● **Dataset extract**:
----

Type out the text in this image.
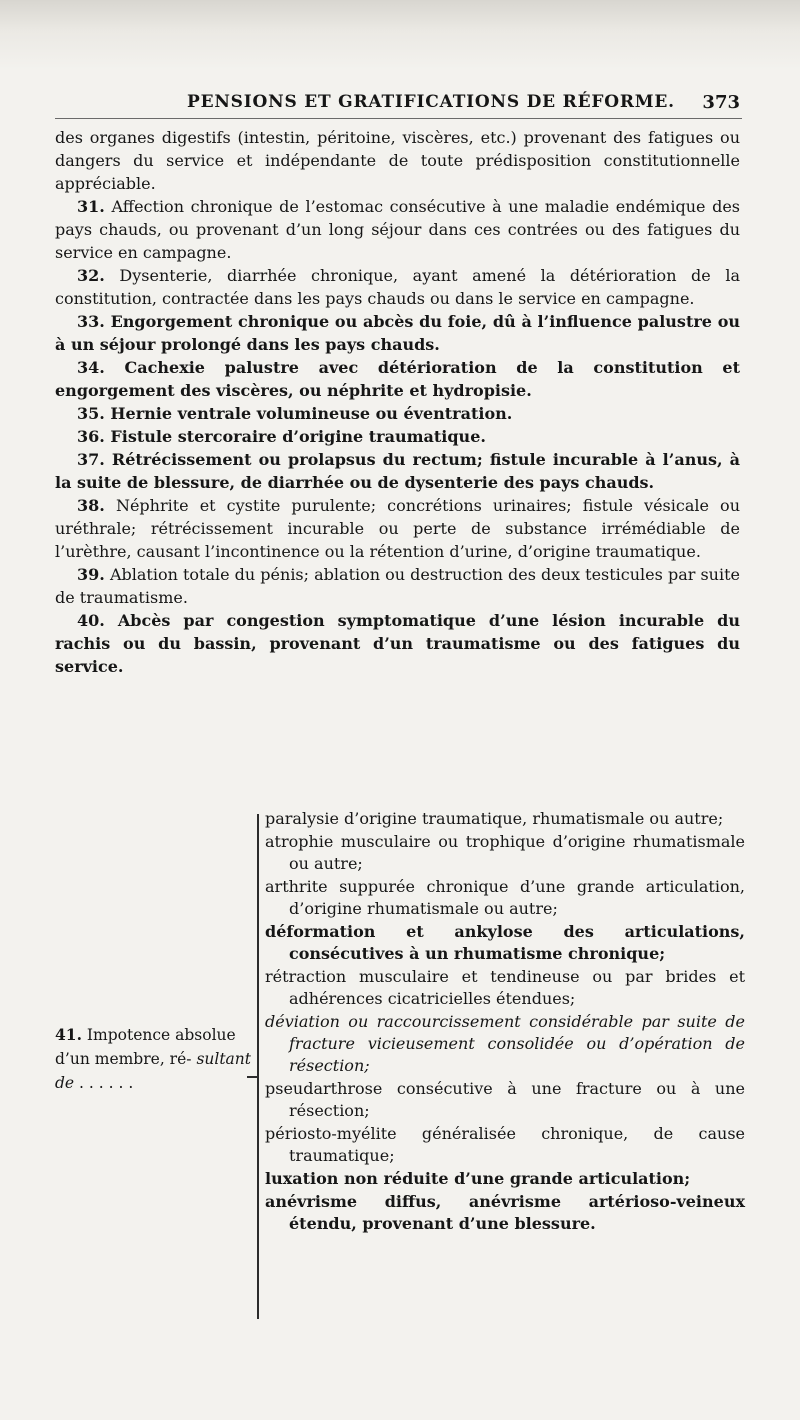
PENSIONS ET GRATIFICATIONS DE RÉFORME. 373

des organes digestifs (intestin, péritoine, viscères, etc.) provenant des fatigues ou dangers du service et indépendante de toute prédisposition constitutionnelle appréciable.

31. Affection chronique de l’estomac consécutive à une maladie endémique des pays chauds, ou provenant d’un long séjour dans ces contrées ou des fatigues du service en campagne.

32. Dysenterie, diarrhée chronique, ayant amené la détérioration de la constitution, contractée dans les pays chauds ou dans le service en campagne.

33. Engorgement chronique ou abcès du foie, dû à l’influence palustre ou à un séjour prolongé dans les pays chauds.

34. Cachexie palustre avec détérioration de la constitution et engorgement des viscères, ou néphrite et hydropisie.

35. Hernie ventrale volumineuse ou éventration.

36. Fistule stercoraire d’origine traumatique.

37. Rétrécissement ou prolapsus du rectum; fistule incurable à l’anus, à la suite de blessure, de diarrhée ou de dysenterie des pays chauds.

38. Néphrite et cystite purulente; concrétions urinaires; fistule vésicale ou uréthrale; rétrécissement incurable ou perte de substance irrémédiable de l’urèthre, causant l’incontinence ou la rétention d’urine, d’origine traumatique.

39. Ablation totale du pénis; ablation ou destruction des deux testicules par suite de traumatisme.

40. Abcès par congestion symptomatique d’une lésion incurable du rachis ou du bassin, provenant d’un traumatisme ou des fatigues du service.

41. Impotence absolue d’un membre, ré- sultant de . . . . . .

paralysie d’origine traumatique, rhumatismale ou autre;

atrophie musculaire ou trophique d’origine rhumatismale ou autre;

arthrite suppurée chronique d’une grande articulation, d’origine rhumatismale ou autre;

déformation et ankylose des articulations, consécutives à un rhumatisme chronique;

rétraction musculaire et tendineuse ou par brides et adhérences cicatricielles étendues;

déviation ou raccourcissement considérable par suite de fracture vicieusement consolidée ou d’opération de résection;

pseudarthrose consécutive à une fracture ou à une résection;

périosto-myélite généralisée chronique, de cause traumatique;

luxation non réduite d’une grande articulation;

anévrisme diffus, anévrisme artérioso-veineux étendu, provenant d’une blessure.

----

Above are the records. Copy every line in them holding "détérioration".

● **Exercise answer**:
32. Dysenterie, diarrhée chronique, ayant amené la détérioration de la constitution, contractée dans les pays chauds ou dans le service en campagne.
34. Cachexie palustre avec détérioration de la constitution et engorgement des viscères, ou néphrite et hydropisie.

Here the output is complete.